▸ Aim of the task
Go through the entries and transcribe each one exactly, dropping the pictures.

▸ Available data
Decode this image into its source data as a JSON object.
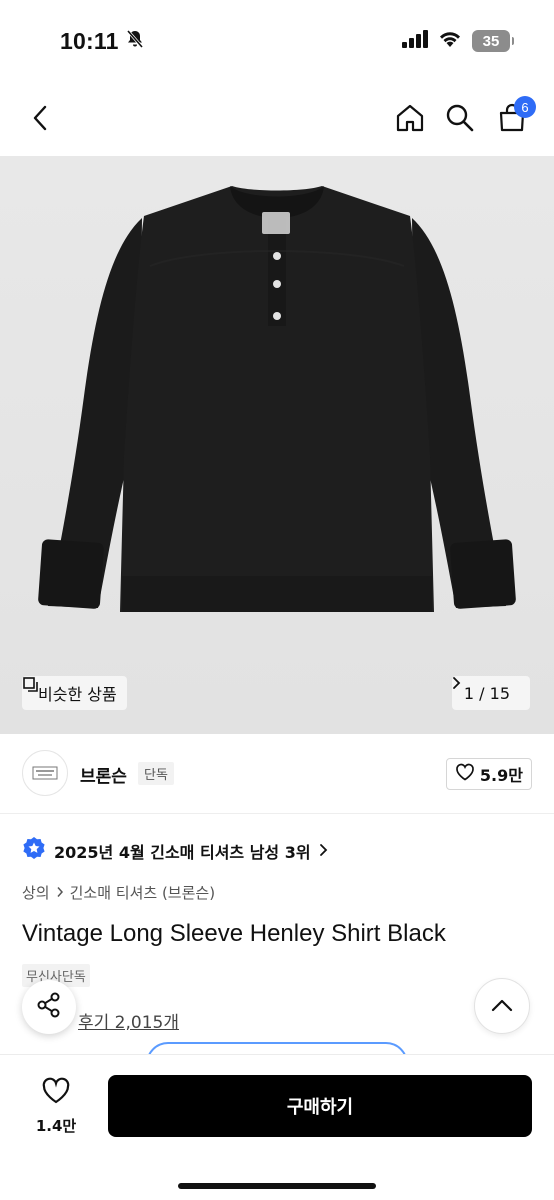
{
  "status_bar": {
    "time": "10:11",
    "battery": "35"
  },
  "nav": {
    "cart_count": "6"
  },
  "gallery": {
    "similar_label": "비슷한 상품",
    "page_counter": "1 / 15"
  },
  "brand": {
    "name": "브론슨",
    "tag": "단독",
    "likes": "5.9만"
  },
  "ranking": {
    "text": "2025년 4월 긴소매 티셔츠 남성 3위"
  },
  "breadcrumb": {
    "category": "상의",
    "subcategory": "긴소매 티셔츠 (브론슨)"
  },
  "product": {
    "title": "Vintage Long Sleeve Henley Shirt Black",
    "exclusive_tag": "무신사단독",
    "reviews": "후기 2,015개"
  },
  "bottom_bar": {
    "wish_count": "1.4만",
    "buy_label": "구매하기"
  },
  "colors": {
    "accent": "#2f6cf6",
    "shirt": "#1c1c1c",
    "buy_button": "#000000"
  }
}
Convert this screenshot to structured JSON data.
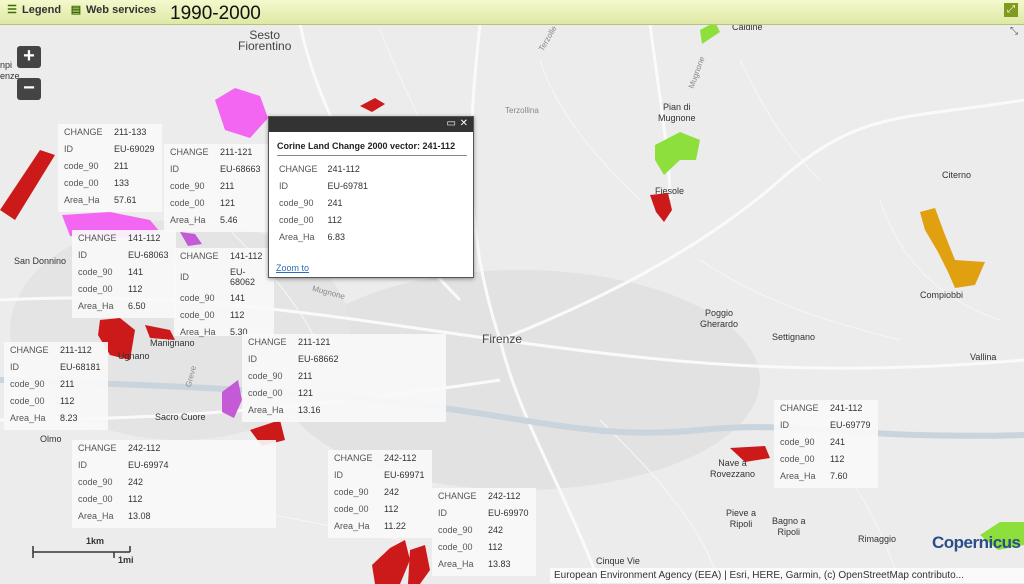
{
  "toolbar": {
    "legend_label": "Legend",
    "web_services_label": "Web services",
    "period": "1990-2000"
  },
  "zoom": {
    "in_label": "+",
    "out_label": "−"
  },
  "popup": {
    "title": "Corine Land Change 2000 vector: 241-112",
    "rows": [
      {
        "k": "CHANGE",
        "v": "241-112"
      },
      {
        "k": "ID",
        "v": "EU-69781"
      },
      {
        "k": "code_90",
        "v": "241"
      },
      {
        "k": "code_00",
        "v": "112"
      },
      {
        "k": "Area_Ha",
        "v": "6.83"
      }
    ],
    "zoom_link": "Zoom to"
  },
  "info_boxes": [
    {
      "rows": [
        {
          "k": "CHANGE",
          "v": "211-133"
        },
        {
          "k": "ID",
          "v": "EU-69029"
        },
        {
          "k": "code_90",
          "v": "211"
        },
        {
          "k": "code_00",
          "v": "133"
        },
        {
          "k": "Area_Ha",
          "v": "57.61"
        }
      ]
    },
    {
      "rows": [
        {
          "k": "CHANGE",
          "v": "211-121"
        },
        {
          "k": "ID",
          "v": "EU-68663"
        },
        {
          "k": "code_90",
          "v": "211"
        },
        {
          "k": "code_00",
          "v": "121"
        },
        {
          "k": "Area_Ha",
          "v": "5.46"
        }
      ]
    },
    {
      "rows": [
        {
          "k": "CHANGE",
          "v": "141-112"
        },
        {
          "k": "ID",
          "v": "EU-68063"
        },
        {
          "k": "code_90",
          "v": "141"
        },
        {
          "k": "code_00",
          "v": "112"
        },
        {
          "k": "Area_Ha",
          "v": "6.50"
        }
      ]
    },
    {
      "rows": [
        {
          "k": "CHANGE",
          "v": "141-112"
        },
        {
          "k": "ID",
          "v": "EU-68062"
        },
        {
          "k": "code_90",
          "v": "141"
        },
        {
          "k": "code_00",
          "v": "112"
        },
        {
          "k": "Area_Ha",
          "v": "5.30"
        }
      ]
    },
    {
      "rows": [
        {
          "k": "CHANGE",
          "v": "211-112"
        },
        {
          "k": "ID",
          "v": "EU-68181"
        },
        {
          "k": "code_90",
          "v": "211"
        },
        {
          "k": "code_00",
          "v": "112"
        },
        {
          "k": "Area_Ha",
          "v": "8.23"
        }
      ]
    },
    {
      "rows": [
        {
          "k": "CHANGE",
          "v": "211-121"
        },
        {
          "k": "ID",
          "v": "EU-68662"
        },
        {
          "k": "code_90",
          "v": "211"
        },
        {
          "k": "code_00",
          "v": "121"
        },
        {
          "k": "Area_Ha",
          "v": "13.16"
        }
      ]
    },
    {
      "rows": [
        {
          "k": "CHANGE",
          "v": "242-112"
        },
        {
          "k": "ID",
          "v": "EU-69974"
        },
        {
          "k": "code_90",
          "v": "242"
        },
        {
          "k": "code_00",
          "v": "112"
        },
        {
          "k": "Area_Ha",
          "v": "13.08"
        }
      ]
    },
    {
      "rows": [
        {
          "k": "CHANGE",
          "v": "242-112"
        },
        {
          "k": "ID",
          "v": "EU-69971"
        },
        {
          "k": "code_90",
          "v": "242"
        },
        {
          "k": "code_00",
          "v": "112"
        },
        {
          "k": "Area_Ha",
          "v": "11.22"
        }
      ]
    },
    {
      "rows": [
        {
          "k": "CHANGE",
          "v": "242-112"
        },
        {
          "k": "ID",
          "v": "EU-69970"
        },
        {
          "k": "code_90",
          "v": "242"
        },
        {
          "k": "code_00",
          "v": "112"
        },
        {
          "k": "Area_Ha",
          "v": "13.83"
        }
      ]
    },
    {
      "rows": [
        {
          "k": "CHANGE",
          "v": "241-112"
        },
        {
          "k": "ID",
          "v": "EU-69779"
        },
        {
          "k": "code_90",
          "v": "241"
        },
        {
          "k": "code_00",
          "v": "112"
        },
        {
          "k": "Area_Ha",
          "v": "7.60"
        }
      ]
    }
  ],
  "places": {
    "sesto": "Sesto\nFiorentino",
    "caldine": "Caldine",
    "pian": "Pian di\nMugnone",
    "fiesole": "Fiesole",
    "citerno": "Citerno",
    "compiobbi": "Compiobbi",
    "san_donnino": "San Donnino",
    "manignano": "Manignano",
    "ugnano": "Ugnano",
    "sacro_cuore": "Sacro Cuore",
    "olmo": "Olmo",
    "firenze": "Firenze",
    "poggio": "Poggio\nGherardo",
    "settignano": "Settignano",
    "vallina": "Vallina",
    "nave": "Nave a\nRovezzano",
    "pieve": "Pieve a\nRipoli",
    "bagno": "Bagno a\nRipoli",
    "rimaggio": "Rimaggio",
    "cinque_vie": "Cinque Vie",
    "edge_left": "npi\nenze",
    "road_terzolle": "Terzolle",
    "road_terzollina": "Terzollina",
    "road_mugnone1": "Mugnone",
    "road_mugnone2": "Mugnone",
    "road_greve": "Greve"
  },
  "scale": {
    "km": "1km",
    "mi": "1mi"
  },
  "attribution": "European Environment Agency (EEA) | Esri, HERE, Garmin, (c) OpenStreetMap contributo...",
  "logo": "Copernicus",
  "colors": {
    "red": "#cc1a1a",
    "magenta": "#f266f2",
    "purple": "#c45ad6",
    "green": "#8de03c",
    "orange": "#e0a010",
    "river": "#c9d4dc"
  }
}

▸ Final result
Decode this image into its source data as a JSON object.
{
  "status_bar": {
    "time": "10:11",
    "battery": "35"
  },
  "nav": {
    "cart_count": "6"
  },
  "gallery": {
    "similar_label": "비슷한 상품",
    "page_counter": "1 / 15"
  },
  "brand": {
    "name": "브론슨",
    "tag": "단독",
    "likes": "5.9만"
  },
  "ranking": {
    "text": "2025년 4월 긴소매 티셔츠 남성 3위"
  },
  "breadcrumb": {
    "category": "상의",
    "subcategory": "긴소매 티셔츠 (브론슨)"
  },
  "product": {
    "title": "Vintage Long Sleeve Henley Shirt Black",
    "exclusive_tag": "무신사단독",
    "reviews": "후기 2,015개"
  },
  "bottom_bar": {
    "wish_count": "1.4만",
    "buy_label": "구매하기"
  },
  "colors": {
    "accent": "#2f6cf6",
    "shirt": "#1c1c1c",
    "buy_button": "#000000"
  }
}
Convert this screenshot to structured JSON data.
{
  "toolbar": {
    "legend_label": "Legend",
    "web_services_label": "Web services",
    "period": "1990-2000"
  },
  "zoom": {
    "in_label": "+",
    "out_label": "−"
  },
  "popup": {
    "title": "Corine Land Change 2000 vector: 241-112",
    "rows": [
      {
        "k": "CHANGE",
        "v": "241-112"
      },
      {
        "k": "ID",
        "v": "EU-69781"
      },
      {
        "k": "code_90",
        "v": "241"
      },
      {
        "k": "code_00",
        "v": "112"
      },
      {
        "k": "Area_Ha",
        "v": "6.83"
      }
    ],
    "zoom_link": "Zoom to"
  },
  "info_boxes": [
    {
      "rows": [
        {
          "k": "CHANGE",
          "v": "211-133"
        },
        {
          "k": "ID",
          "v": "EU-69029"
        },
        {
          "k": "code_90",
          "v": "211"
        },
        {
          "k": "code_00",
          "v": "133"
        },
        {
          "k": "Area_Ha",
          "v": "57.61"
        }
      ]
    },
    {
      "rows": [
        {
          "k": "CHANGE",
          "v": "211-121"
        },
        {
          "k": "ID",
          "v": "EU-68663"
        },
        {
          "k": "code_90",
          "v": "211"
        },
        {
          "k": "code_00",
          "v": "121"
        },
        {
          "k": "Area_Ha",
          "v": "5.46"
        }
      ]
    },
    {
      "rows": [
        {
          "k": "CHANGE",
          "v": "141-112"
        },
        {
          "k": "ID",
          "v": "EU-68063"
        },
        {
          "k": "code_90",
          "v": "141"
        },
        {
          "k": "code_00",
          "v": "112"
        },
        {
          "k": "Area_Ha",
          "v": "6.50"
        }
      ]
    },
    {
      "rows": [
        {
          "k": "CHANGE",
          "v": "141-112"
        },
        {
          "k": "ID",
          "v": "EU-68062"
        },
        {
          "k": "code_90",
          "v": "141"
        },
        {
          "k": "code_00",
          "v": "112"
        },
        {
          "k": "Area_Ha",
          "v": "5.30"
        }
      ]
    },
    {
      "rows": [
        {
          "k": "CHANGE",
          "v": "211-112"
        },
        {
          "k": "ID",
          "v": "EU-68181"
        },
        {
          "k": "code_90",
          "v": "211"
        },
        {
          "k": "code_00",
          "v": "112"
        },
        {
          "k": "Area_Ha",
          "v": "8.23"
        }
      ]
    },
    {
      "rows": [
        {
          "k": "CHANGE",
          "v": "211-121"
        },
        {
          "k": "ID",
          "v": "EU-68662"
        },
        {
          "k": "code_90",
          "v": "211"
        },
        {
          "k": "code_00",
          "v": "121"
        },
        {
          "k": "Area_Ha",
          "v": "13.16"
        }
      ]
    },
    {
      "rows": [
        {
          "k": "CHANGE",
          "v": "242-112"
        },
        {
          "k": "ID",
          "v": "EU-69974"
        },
        {
          "k": "code_90",
          "v": "242"
        },
        {
          "k": "code_00",
          "v": "112"
        },
        {
          "k": "Area_Ha",
          "v": "13.08"
        }
      ]
    },
    {
      "rows": [
        {
          "k": "CHANGE",
          "v": "242-112"
        },
        {
          "k": "ID",
          "v": "EU-69971"
        },
        {
          "k": "code_90",
          "v": "242"
        },
        {
          "k": "code_00",
          "v": "112"
        },
        {
          "k": "Area_Ha",
          "v": "11.22"
        }
      ]
    },
    {
      "rows": [
        {
          "k": "CHANGE",
          "v": "242-112"
        },
        {
          "k": "ID",
          "v": "EU-69970"
        },
        {
          "k": "code_90",
          "v": "242"
        },
        {
          "k": "code_00",
          "v": "112"
        },
        {
          "k": "Area_Ha",
          "v": "13.83"
        }
      ]
    },
    {
      "rows": [
        {
          "k": "CHANGE",
          "v": "241-112"
        },
        {
          "k": "ID",
          "v": "EU-69779"
        },
        {
          "k": "code_90",
          "v": "241"
        },
        {
          "k": "code_00",
          "v": "112"
        },
        {
          "k": "Area_Ha",
          "v": "7.60"
        }
      ]
    }
  ],
  "places": {
    "sesto": "Sesto\nFiorentino",
    "caldine": "Caldine",
    "pian": "Pian di\nMugnone",
    "fiesole": "Fiesole",
    "citerno": "Citerno",
    "compiobbi": "Compiobbi",
    "san_donnino": "San Donnino",
    "manignano": "Manignano",
    "ugnano": "Ugnano",
    "sacro_cuore": "Sacro Cuore",
    "olmo": "Olmo",
    "firenze": "Firenze",
    "poggio": "Poggio\nGherardo",
    "settignano": "Settignano",
    "vallina": "Vallina",
    "nave": "Nave a\nRovezzano",
    "pieve": "Pieve a\nRipoli",
    "bagno": "Bagno a\nRipoli",
    "rimaggio": "Rimaggio",
    "cinque_vie": "Cinque Vie",
    "edge_left": "npi\nenze",
    "road_terzolle": "Terzolle",
    "road_terzollina": "Terzollina",
    "road_mugnone1": "Mugnone",
    "road_mugnone2": "Mugnone",
    "road_greve": "Greve"
  },
  "scale": {
    "km": "1km",
    "mi": "1mi"
  },
  "attribution": "European Environment Agency (EEA) | Esri, HERE, Garmin, (c) OpenStreetMap contributo...",
  "logo": "Copernicus",
  "colors": {
    "red": "#cc1a1a",
    "magenta": "#f266f2",
    "purple": "#c45ad6",
    "green": "#8de03c",
    "orange": "#e0a010",
    "river": "#c9d4dc"
  }
}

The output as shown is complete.